### THE REQUEST
Write out the listing beneath this instruction in its entirety, exactly as it reads.

(Stored items)
** Start **

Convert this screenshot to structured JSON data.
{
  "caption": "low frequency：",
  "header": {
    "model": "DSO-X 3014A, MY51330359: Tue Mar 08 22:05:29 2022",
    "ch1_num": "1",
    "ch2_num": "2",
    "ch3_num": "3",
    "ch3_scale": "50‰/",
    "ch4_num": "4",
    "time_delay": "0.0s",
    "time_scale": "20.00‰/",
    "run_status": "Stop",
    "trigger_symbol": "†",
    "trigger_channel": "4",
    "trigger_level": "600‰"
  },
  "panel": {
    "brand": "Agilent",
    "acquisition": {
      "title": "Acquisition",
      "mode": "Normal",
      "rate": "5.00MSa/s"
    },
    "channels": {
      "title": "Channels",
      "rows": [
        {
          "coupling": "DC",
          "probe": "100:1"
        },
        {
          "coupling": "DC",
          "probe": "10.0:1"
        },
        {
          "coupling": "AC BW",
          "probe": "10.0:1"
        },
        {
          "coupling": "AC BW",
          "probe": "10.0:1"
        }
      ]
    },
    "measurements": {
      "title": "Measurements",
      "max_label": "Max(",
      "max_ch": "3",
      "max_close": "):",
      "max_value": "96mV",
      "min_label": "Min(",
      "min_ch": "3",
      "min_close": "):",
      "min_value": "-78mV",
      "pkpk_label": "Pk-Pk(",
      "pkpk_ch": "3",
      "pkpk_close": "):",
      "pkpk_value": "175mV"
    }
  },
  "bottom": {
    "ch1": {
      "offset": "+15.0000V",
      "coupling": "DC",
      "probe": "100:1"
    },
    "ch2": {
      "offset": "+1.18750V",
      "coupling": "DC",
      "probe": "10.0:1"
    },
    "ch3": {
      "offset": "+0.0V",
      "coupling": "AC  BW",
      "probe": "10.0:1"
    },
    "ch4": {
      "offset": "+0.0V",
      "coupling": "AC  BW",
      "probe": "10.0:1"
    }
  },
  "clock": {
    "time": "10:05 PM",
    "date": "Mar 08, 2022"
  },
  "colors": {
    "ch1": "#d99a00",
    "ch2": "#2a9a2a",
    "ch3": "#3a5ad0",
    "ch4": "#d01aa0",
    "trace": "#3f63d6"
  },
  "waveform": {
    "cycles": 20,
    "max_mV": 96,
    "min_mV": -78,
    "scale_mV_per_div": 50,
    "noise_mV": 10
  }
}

** End **

### THE ANSWER
Convert this screenshot to structured JSON data.
{
  "caption": "low frequency：",
  "header": {
    "model": "DSO-X 3014A, MY51330359: Tue Mar 08 22:05:29 2022",
    "ch1_num": "1",
    "ch2_num": "2",
    "ch3_num": "3",
    "ch3_scale": "50‰/",
    "ch4_num": "4",
    "time_delay": "0.0s",
    "time_scale": "20.00‰/",
    "run_status": "Stop",
    "trigger_symbol": "†",
    "trigger_channel": "4",
    "trigger_level": "600‰"
  },
  "panel": {
    "brand": "Agilent",
    "acquisition": {
      "title": "Acquisition",
      "mode": "Normal",
      "rate": "5.00MSa/s"
    },
    "channels": {
      "title": "Channels",
      "rows": [
        {
          "coupling": "DC",
          "probe": "100:1"
        },
        {
          "coupling": "DC",
          "probe": "10.0:1"
        },
        {
          "coupling": "AC BW",
          "probe": "10.0:1"
        },
        {
          "coupling": "AC BW",
          "probe": "10.0:1"
        }
      ]
    },
    "measurements": {
      "title": "Measurements",
      "max_label": "Max(",
      "max_ch": "3",
      "max_close": "):",
      "max_value": "96mV",
      "min_label": "Min(",
      "min_ch": "3",
      "min_close": "):",
      "min_value": "-78mV",
      "pkpk_label": "Pk-Pk(",
      "pkpk_ch": "3",
      "pkpk_close": "):",
      "pkpk_value": "175mV"
    }
  },
  "bottom": {
    "ch1": {
      "offset": "+15.0000V",
      "coupling": "DC",
      "probe": "100:1"
    },
    "ch2": {
      "offset": "+1.18750V",
      "coupling": "DC",
      "probe": "10.0:1"
    },
    "ch3": {
      "offset": "+0.0V",
      "coupling": "AC  BW",
      "probe": "10.0:1"
    },
    "ch4": {
      "offset": "+0.0V",
      "coupling": "AC  BW",
      "probe": "10.0:1"
    }
  },
  "clock": {
    "time": "10:05 PM",
    "date": "Mar 08, 2022"
  },
  "colors": {
    "ch1": "#d99a00",
    "ch2": "#2a9a2a",
    "ch3": "#3a5ad0",
    "ch4": "#d01aa0",
    "trace": "#3f63d6"
  },
  "waveform": {
    "cycles": 20,
    "max_mV": 96,
    "min_mV": -78,
    "scale_mV_per_div": 50,
    "noise_mV": 10
  }
}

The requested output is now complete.